The records are to be restated in their entirety, word for word.
— START —
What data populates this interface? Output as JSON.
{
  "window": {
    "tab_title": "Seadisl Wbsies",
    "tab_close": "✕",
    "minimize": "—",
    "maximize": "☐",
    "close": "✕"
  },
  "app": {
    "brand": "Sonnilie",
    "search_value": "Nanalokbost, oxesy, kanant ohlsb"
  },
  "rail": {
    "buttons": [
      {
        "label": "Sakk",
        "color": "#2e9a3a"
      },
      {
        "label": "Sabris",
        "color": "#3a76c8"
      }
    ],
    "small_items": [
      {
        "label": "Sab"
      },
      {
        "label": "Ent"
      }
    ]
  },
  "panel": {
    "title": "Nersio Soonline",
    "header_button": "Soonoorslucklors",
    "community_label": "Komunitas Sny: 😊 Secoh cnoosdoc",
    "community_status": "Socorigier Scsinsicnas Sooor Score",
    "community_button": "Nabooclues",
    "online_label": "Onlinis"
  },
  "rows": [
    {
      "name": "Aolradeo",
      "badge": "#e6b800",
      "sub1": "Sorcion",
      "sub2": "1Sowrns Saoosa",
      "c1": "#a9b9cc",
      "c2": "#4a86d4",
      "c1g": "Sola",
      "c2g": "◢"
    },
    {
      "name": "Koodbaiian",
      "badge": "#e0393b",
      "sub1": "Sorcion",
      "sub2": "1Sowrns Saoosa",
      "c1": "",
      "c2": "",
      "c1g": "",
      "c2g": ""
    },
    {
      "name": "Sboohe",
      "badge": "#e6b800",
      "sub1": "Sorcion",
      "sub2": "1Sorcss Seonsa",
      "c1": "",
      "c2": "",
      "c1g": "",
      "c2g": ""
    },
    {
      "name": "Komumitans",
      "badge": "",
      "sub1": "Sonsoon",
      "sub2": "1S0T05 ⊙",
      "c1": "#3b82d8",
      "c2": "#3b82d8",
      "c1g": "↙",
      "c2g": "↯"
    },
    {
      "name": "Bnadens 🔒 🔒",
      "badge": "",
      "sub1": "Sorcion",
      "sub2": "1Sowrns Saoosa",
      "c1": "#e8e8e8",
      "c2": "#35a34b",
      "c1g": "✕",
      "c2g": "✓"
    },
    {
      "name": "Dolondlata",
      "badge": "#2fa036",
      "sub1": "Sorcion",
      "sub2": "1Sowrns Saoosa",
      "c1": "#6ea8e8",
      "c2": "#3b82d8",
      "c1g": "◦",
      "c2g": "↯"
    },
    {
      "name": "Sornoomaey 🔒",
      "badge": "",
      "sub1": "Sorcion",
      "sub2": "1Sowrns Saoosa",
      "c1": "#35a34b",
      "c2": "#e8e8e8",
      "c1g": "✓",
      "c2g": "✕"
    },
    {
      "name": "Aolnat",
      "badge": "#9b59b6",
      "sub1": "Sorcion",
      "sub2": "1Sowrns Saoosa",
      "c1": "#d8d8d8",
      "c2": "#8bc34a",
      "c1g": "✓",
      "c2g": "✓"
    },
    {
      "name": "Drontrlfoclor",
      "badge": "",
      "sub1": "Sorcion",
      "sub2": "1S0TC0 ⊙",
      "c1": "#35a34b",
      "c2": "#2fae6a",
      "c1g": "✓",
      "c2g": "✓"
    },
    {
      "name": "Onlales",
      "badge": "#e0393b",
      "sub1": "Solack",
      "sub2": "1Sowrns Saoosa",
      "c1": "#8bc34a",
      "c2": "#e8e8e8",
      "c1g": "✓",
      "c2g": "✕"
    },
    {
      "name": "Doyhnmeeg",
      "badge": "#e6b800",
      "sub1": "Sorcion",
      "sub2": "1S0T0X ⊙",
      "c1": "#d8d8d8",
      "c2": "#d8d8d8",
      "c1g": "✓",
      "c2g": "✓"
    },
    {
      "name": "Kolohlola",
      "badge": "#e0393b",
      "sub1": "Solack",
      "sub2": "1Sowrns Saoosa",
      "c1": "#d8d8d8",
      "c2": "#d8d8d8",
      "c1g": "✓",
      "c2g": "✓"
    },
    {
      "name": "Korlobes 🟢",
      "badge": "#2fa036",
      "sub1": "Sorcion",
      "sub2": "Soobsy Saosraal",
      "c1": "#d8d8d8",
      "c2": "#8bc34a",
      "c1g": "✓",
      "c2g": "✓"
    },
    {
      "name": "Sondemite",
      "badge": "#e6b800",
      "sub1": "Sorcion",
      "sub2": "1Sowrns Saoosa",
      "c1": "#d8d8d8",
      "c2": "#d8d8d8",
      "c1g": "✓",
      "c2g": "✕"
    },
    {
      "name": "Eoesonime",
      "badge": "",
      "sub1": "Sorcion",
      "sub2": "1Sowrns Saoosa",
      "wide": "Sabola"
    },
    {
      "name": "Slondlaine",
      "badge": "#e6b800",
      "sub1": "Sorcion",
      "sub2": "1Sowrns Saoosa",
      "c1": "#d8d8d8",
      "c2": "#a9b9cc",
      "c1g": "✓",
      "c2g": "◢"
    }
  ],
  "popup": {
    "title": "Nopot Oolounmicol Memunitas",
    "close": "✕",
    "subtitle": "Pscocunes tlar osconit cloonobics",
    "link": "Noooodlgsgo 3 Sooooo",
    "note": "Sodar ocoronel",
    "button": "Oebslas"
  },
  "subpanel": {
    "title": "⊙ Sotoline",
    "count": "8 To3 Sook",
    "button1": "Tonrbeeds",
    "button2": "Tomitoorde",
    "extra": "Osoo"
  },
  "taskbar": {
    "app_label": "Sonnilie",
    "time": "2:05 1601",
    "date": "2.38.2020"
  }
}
— END —
* _EXERCISE RESPONSE_
What data populates this interface? Output as JSON.
{
  "window": {
    "tab_title": "Seadisl Wbsies",
    "tab_close": "✕",
    "minimize": "—",
    "maximize": "☐",
    "close": "✕"
  },
  "app": {
    "brand": "Sonnilie",
    "search_value": "Nanalokbost, oxesy, kanant ohlsb"
  },
  "rail": {
    "buttons": [
      {
        "label": "Sakk",
        "color": "#2e9a3a"
      },
      {
        "label": "Sabris",
        "color": "#3a76c8"
      }
    ],
    "small_items": [
      {
        "label": "Sab"
      },
      {
        "label": "Ent"
      }
    ]
  },
  "panel": {
    "title": "Nersio Soonline",
    "header_button": "Soonoorslucklors",
    "community_label": "Komunitas Sny: 😊 Secoh cnoosdoc",
    "community_status": "Socorigier Scsinsicnas Sooor Score",
    "community_button": "Nabooclues",
    "online_label": "Onlinis"
  },
  "rows": [
    {
      "name": "Aolradeo",
      "badge": "#e6b800",
      "sub1": "Sorcion",
      "sub2": "1Sowrns Saoosa",
      "c1": "#a9b9cc",
      "c2": "#4a86d4",
      "c1g": "Sola",
      "c2g": "◢"
    },
    {
      "name": "Koodbaiian",
      "badge": "#e0393b",
      "sub1": "Sorcion",
      "sub2": "1Sowrns Saoosa",
      "c1": "",
      "c2": "",
      "c1g": "",
      "c2g": ""
    },
    {
      "name": "Sboohe",
      "badge": "#e6b800",
      "sub1": "Sorcion",
      "sub2": "1Sorcss Seonsa",
      "c1": "",
      "c2": "",
      "c1g": "",
      "c2g": ""
    },
    {
      "name": "Komumitans",
      "badge": "",
      "sub1": "Sonsoon",
      "sub2": "1S0T05 ⊙",
      "c1": "#3b82d8",
      "c2": "#3b82d8",
      "c1g": "↙",
      "c2g": "↯"
    },
    {
      "name": "Bnadens 🔒 🔒",
      "badge": "",
      "sub1": "Sorcion",
      "sub2": "1Sowrns Saoosa",
      "c1": "#e8e8e8",
      "c2": "#35a34b",
      "c1g": "✕",
      "c2g": "✓"
    },
    {
      "name": "Dolondlata",
      "badge": "#2fa036",
      "sub1": "Sorcion",
      "sub2": "1Sowrns Saoosa",
      "c1": "#6ea8e8",
      "c2": "#3b82d8",
      "c1g": "◦",
      "c2g": "↯"
    },
    {
      "name": "Sornoomaey 🔒",
      "badge": "",
      "sub1": "Sorcion",
      "sub2": "1Sowrns Saoosa",
      "c1": "#35a34b",
      "c2": "#e8e8e8",
      "c1g": "✓",
      "c2g": "✕"
    },
    {
      "name": "Aolnat",
      "badge": "#9b59b6",
      "sub1": "Sorcion",
      "sub2": "1Sowrns Saoosa",
      "c1": "#d8d8d8",
      "c2": "#8bc34a",
      "c1g": "✓",
      "c2g": "✓"
    },
    {
      "name": "Drontrlfoclor",
      "badge": "",
      "sub1": "Sorcion",
      "sub2": "1S0TC0 ⊙",
      "c1": "#35a34b",
      "c2": "#2fae6a",
      "c1g": "✓",
      "c2g": "✓"
    },
    {
      "name": "Onlales",
      "badge": "#e0393b",
      "sub1": "Solack",
      "sub2": "1Sowrns Saoosa",
      "c1": "#8bc34a",
      "c2": "#e8e8e8",
      "c1g": "✓",
      "c2g": "✕"
    },
    {
      "name": "Doyhnmeeg",
      "badge": "#e6b800",
      "sub1": "Sorcion",
      "sub2": "1S0T0X ⊙",
      "c1": "#d8d8d8",
      "c2": "#d8d8d8",
      "c1g": "✓",
      "c2g": "✓"
    },
    {
      "name": "Kolohlola",
      "badge": "#e0393b",
      "sub1": "Solack",
      "sub2": "1Sowrns Saoosa",
      "c1": "#d8d8d8",
      "c2": "#d8d8d8",
      "c1g": "✓",
      "c2g": "✓"
    },
    {
      "name": "Korlobes 🟢",
      "badge": "#2fa036",
      "sub1": "Sorcion",
      "sub2": "Soobsy Saosraal",
      "c1": "#d8d8d8",
      "c2": "#8bc34a",
      "c1g": "✓",
      "c2g": "✓"
    },
    {
      "name": "Sondemite",
      "badge": "#e6b800",
      "sub1": "Sorcion",
      "sub2": "1Sowrns Saoosa",
      "c1": "#d8d8d8",
      "c2": "#d8d8d8",
      "c1g": "✓",
      "c2g": "✕"
    },
    {
      "name": "Eoesonime",
      "badge": "",
      "sub1": "Sorcion",
      "sub2": "1Sowrns Saoosa",
      "wide": "Sabola"
    },
    {
      "name": "Slondlaine",
      "badge": "#e6b800",
      "sub1": "Sorcion",
      "sub2": "1Sowrns Saoosa",
      "c1": "#d8d8d8",
      "c2": "#a9b9cc",
      "c1g": "✓",
      "c2g": "◢"
    }
  ],
  "popup": {
    "title": "Nopot Oolounmicol Memunitas",
    "close": "✕",
    "subtitle": "Pscocunes tlar osconit cloonobics",
    "link": "Noooodlgsgo 3 Sooooo",
    "note": "Sodar ocoronel",
    "button": "Oebslas"
  },
  "subpanel": {
    "title": "⊙ Sotoline",
    "count": "8 To3 Sook",
    "button1": "Tonrbeeds",
    "button2": "Tomitoorde",
    "extra": "Osoo"
  },
  "taskbar": {
    "app_label": "Sonnilie",
    "time": "2:05 1601",
    "date": "2.38.2020"
  }
}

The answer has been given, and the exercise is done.